CHALLENGE: Copy nothing but the text: repeat each entry exactly and drop the images.

Stored records:
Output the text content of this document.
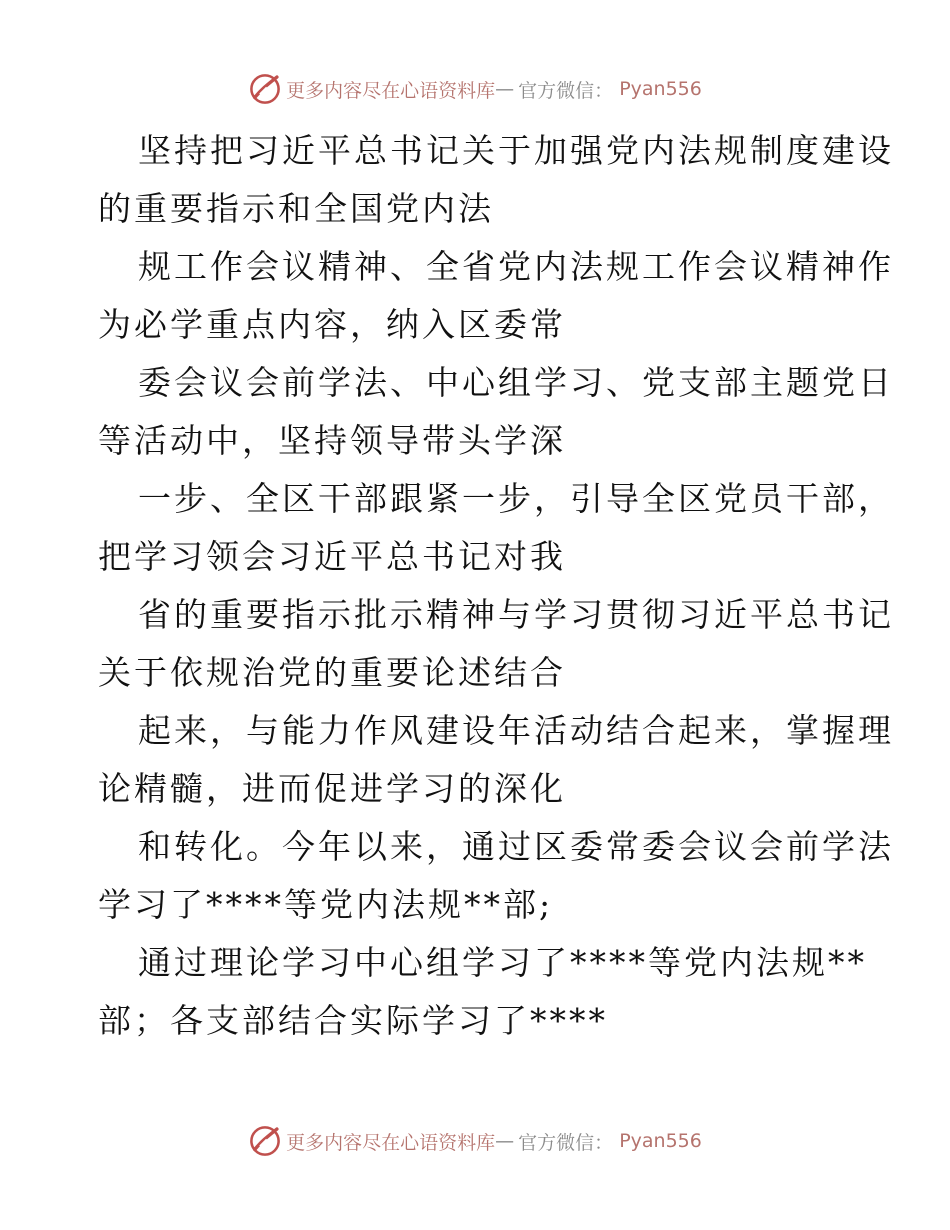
更多内容尽在心语资料库 — 官方微信： Pyan556
坚持把习近平总书记关于加强党内法规制度建设
的重要指示和全国党内法
规工作会议精神、全省党内法规工作会议精神作
为必学重点内容，纳入区委常
委会议会前学法、中心组学习、党支部主题党日
等活动中，坚持领导带头学深
一步、全区干部跟紧一步，引导全区党员干部，
把学习领会习近平总书记对我
省的重要指示批示精神与学习贯彻习近平总书记
关于依规治党的重要论述结合
起来，与能力作风建设年活动结合起来，掌握理
论精髓，进而促进学习的深化
和转化。今年以来，通过区委常委会议会前学法
学习了****等党内法规**部;
通过理论学习中心组学习了****等党内法规**
部；各支部结合实际学习了****
更多内容尽在心语资料库 — 官方微信： Pyan556
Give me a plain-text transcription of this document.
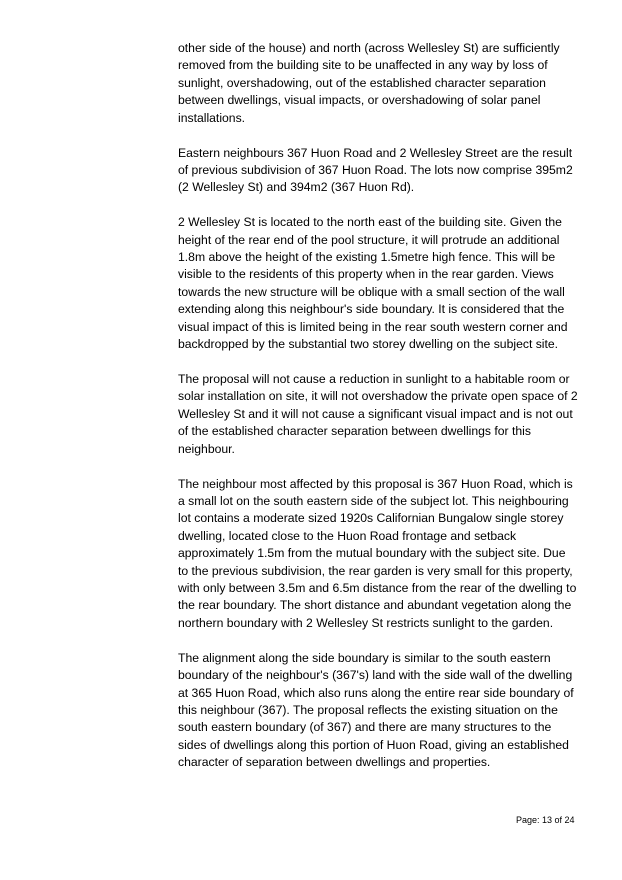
other side of the house) and north (across Wellesley St) are sufficiently
removed from the building site to be unaffected in any way by loss of
sunlight, overshadowing, out of the established character separation
between dwellings, visual impacts, or overshadowing of solar panel
installations.

Eastern neighbours 367 Huon Road and 2 Wellesley Street are the result
of previous subdivision of 367 Huon Road. The lots now comprise 395m2
(2 Wellesley St) and 394m2 (367 Huon Rd).

2 Wellesley St is located to the north east of the building site. Given the
height of the rear end of the pool structure, it will protrude an additional
1.8m above the height of the existing 1.5metre high fence. This will be
visible to the residents of this property when in the rear garden. Views
towards the new structure will be oblique with a small section of the wall
extending along this neighbour's side boundary. It is considered that the
visual impact of this is limited being in the rear south western corner and
backdropped by the substantial two storey dwelling on the subject site.

The proposal will not cause a reduction in sunlight to a habitable room or
solar installation on site, it will not overshadow the private open space of 2
Wellesley St and it will not cause a significant visual impact and is not out
of the established character separation between dwellings for this
neighbour.

The neighbour most affected by this proposal is 367 Huon Road, which is
a small lot on the south eastern side of the subject lot. This neighbouring
lot contains a moderate sized 1920s Californian Bungalow single storey
dwelling, located close to the Huon Road frontage and setback
approximately 1.5m from the mutual boundary with the subject site. Due
to the previous subdivision, the rear garden is very small for this property,
with only between 3.5m and 6.5m distance from the rear of the dwelling to
the rear boundary. The short distance and abundant vegetation along the
northern boundary with 2 Wellesley St restricts sunlight to the garden.

The alignment along the side boundary is similar to the south eastern
boundary of the neighbour's (367's) land with the side wall of the dwelling
at 365 Huon Road, which also runs along the entire rear side boundary of
this neighbour (367). The proposal reflects the existing situation on the
south eastern boundary (of 367) and there are many structures to the
sides of dwellings along this portion of Huon Road, giving an established
character of separation between dwellings and properties.

Page: 13 of 24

SOLUTION:
Output the text content of this document.
更多内容尽在心语资料库 — 官方微信： Pyan556
坚持把习近平总书记关于加强党内法规制度建设
的重要指示和全国党内法
规工作会议精神、全省党内法规工作会议精神作
为必学重点内容，纳入区委常
委会议会前学法、中心组学习、党支部主题党日
等活动中，坚持领导带头学深
一步、全区干部跟紧一步，引导全区党员干部，
把学习领会习近平总书记对我
省的重要指示批示精神与学习贯彻习近平总书记
关于依规治党的重要论述结合
起来，与能力作风建设年活动结合起来，掌握理
论精髓，进而促进学习的深化
和转化。今年以来，通过区委常委会议会前学法
学习了****等党内法规**部;
通过理论学习中心组学习了****等党内法规**
部；各支部结合实际学习了****
更多内容尽在心语资料库 — 官方微信： Pyan556
Give me a plain-text transcription of this document.
other side of the house) and north (across Wellesley St) are sufficiently
removed from the building site to be unaffected in any way by loss of
sunlight, overshadowing, out of the established character separation
between dwellings, visual impacts, or overshadowing of solar panel
installations.

Eastern neighbours 367 Huon Road and 2 Wellesley Street are the result
of previous subdivision of 367 Huon Road. The lots now comprise 395m2
(2 Wellesley St) and 394m2 (367 Huon Rd).

2 Wellesley St is located to the north east of the building site. Given the
height of the rear end of the pool structure, it will protrude an additional
1.8m above the height of the existing 1.5metre high fence. This will be
visible to the residents of this property when in the rear garden. Views
towards the new structure will be oblique with a small section of the wall
extending along this neighbour's side boundary. It is considered that the
visual impact of this is limited being in the rear south western corner and
backdropped by the substantial two storey dwelling on the subject site.

The proposal will not cause a reduction in sunlight to a habitable room or
solar installation on site, it will not overshadow the private open space of 2
Wellesley St and it will not cause a significant visual impact and is not out
of the established character separation between dwellings for this
neighbour.

The neighbour most affected by this proposal is 367 Huon Road, which is
a small lot on the south eastern side of the subject lot. This neighbouring
lot contains a moderate sized 1920s Californian Bungalow single storey
dwelling, located close to the Huon Road frontage and setback
approximately 1.5m from the mutual boundary with the subject site. Due
to the previous subdivision, the rear garden is very small for this property,
with only between 3.5m and 6.5m distance from the rear of the dwelling to
the rear boundary. The short distance and abundant vegetation along the
northern boundary with 2 Wellesley St restricts sunlight to the garden.

The alignment along the side boundary is similar to the south eastern
boundary of the neighbour's (367's) land with the side wall of the dwelling
at 365 Huon Road, which also runs along the entire rear side boundary of
this neighbour (367). The proposal reflects the existing situation on the
south eastern boundary (of 367) and there are many structures to the
sides of dwellings along this portion of Huon Road, giving an established
character of separation between dwellings and properties.

Page: 13 of 24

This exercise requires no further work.